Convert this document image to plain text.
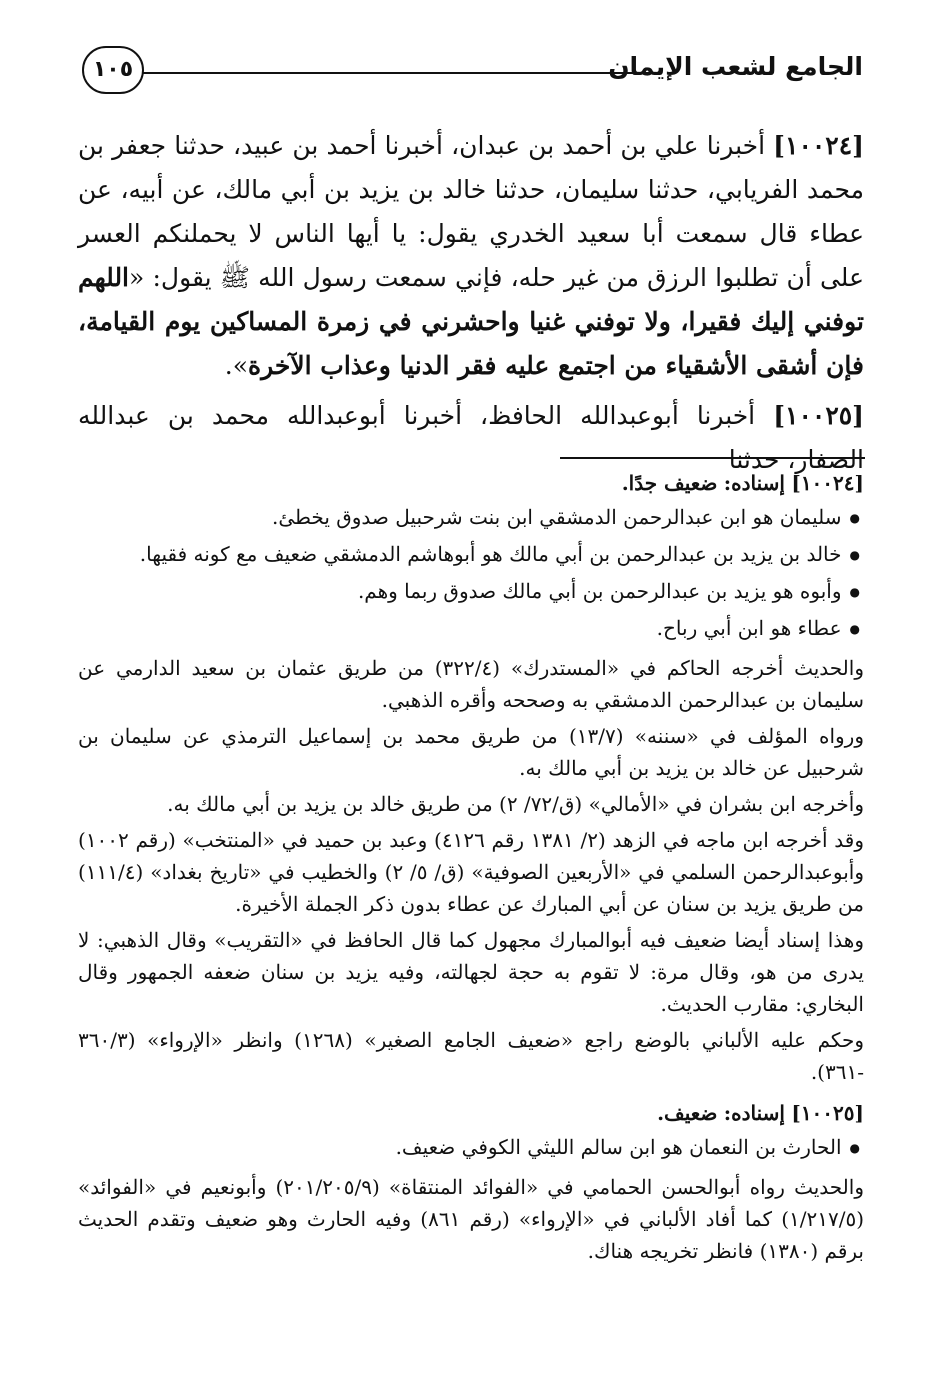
الجامع لشعب الإيمان
١٠٥

[١٠٠٢٤] أخبرنا علي بن أحمد بن عبدان، أخبرنا أحمد بن عبيد، حدثنا جعفر بن محمد الفريابي، حدثنا سليمان، حدثنا خالد بن يزيد بن أبي مالك، عن أبيه، عن عطاء قال سمعت أبا سعيد الخدري يقول: يا أيها الناس لا يحملنكم العسر على أن تطلبوا الرزق من غير حله، فإني سمعت رسول الله ﷺ يقول: «اللهم توفني إليك فقيرا، ولا توفني غنيا واحشرني في زمرة المساكين يوم القيامة، فإن أشقى الأشقياء من اجتمع عليه فقر الدنيا وعذاب الآخرة».

[١٠٠٢٥] أخبرنا أبوعبدالله الحافظ، أخبرنا أبوعبدالله محمد بن عبدالله الصفار، حدثنا

[١٠٠٢٤] إسناده: ضعيف جدًا.

● سليمان هو ابن عبدالرحمن الدمشقي ابن بنت شرحبيل صدوق يخطئ.

● خالد بن يزيد بن عبدالرحمن بن أبي مالك هو أبوهاشم الدمشقي ضعيف مع كونه فقيها.

● وأبوه هو يزيد بن عبدالرحمن بن أبي مالك صدوق ربما وهم.

● عطاء هو ابن أبي رباح.

والحديث أخرجه الحاكم في «المستدرك» (٣٢٢/٤) من طريق عثمان بن سعيد الدارمي عن سليمان بن عبدالرحمن الدمشقي به وصححه وأقره الذهبي.

ورواه المؤلف في «سننه» (١٣/٧) من طريق محمد بن إسماعيل الترمذي عن سليمان بن شرحبيل عن خالد بن يزيد بن أبي مالك به.

وأخرجه ابن بشران في «الأمالي» (ق/٧٢/ ٢) من طريق خالد بن يزيد بن أبي مالك به.

وقد أخرجه ابن ماجه في الزهد (٢/ ١٣٨١ رقم ٤١٢٦) وعبد بن حميد في «المنتخب» (رقم ١٠٠٢) وأبوعبدالرحمن السلمي في «الأربعين الصوفية» (ق/ ٥/ ٢) والخطيب في «تاريخ بغداد» (١١١/٤) من طريق يزيد بن سنان عن أبي المبارك عن عطاء بدون ذكر الجملة الأخيرة.

وهذا إسناد أيضا ضعيف فيه أبوالمبارك مجهول كما قال الحافظ في «التقريب» وقال الذهبي: لا يدرى من هو، وقال مرة: لا تقوم به حجة لجهالته، وفيه يزيد بن سنان ضعفه الجمهور وقال البخاري: مقارب الحديث.

وحكم عليه الألباني بالوضع راجع «ضعيف الجامع الصغير» (١٢٦٨) وانظر «الإرواء» (٣٦٠/٣ -٣٦١).

[١٠٠٢٥] إسناده: ضعيف.

● الحارث بن النعمان هو ابن سالم الليثي الكوفي ضعيف.

والحديث رواه أبوالحسن الحمامي في «الفوائد المنتقاة» (٢٠١/٢٠٥/٩) وأبونعيم في «الفوائد» (١/٢١٧/٥) كما أفاد الألباني في «الإرواء» (رقم ٨٦١) وفيه الحارث وهو ضعيف وتقدم الحديث برقم (١٣٨٠) فانظر تخريجه هناك.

****

Collect each line containing the string "الجامع".

OUTPUT FOR THIS TASK -
الجامع لشعب الإيمان
وحكم عليه الألباني بالوضع راجع «ضعيف الجامع الصغير» (١٢٦٨) وانظر «الإرواء» (٣٦٠/٣ -٣٦١).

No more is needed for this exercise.